>> START Given information

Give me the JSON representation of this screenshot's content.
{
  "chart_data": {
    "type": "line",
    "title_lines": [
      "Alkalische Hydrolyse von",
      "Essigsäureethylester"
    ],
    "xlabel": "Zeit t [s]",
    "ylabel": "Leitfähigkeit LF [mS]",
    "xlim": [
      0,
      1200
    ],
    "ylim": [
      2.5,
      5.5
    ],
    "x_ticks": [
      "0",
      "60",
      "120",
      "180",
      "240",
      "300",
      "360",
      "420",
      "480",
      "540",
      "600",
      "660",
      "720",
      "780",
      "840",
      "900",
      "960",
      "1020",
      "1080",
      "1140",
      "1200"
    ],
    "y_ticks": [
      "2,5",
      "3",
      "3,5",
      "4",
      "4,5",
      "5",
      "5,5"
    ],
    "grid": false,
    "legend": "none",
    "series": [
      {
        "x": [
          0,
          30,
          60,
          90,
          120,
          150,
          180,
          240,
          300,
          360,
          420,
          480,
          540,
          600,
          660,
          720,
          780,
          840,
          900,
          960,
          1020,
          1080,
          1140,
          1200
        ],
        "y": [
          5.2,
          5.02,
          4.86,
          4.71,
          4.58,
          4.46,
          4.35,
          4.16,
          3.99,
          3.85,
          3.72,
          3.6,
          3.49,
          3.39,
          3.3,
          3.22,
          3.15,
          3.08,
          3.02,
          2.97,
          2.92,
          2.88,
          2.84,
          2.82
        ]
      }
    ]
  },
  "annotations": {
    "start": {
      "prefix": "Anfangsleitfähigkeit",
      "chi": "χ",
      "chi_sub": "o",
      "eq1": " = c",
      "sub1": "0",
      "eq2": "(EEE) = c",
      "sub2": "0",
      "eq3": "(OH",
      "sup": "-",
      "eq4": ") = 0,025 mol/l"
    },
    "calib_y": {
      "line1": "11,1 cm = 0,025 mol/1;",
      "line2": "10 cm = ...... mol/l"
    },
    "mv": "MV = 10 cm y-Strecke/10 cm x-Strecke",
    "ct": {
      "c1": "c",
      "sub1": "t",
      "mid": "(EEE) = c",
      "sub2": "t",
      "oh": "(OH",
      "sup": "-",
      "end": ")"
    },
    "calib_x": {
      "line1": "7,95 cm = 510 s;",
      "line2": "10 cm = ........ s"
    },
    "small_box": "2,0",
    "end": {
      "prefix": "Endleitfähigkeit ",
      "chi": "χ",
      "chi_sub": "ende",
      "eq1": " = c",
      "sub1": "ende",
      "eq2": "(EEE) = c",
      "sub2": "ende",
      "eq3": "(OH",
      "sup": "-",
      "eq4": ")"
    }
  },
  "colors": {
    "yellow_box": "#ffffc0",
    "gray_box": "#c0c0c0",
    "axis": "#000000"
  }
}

>> END Given information

Task brief »
Go through the records and copy each line with "prefix" in it.

Response »
      "prefix": "Anfangsleitfähigkeit",
      "prefix": "Endleitfähigkeit ",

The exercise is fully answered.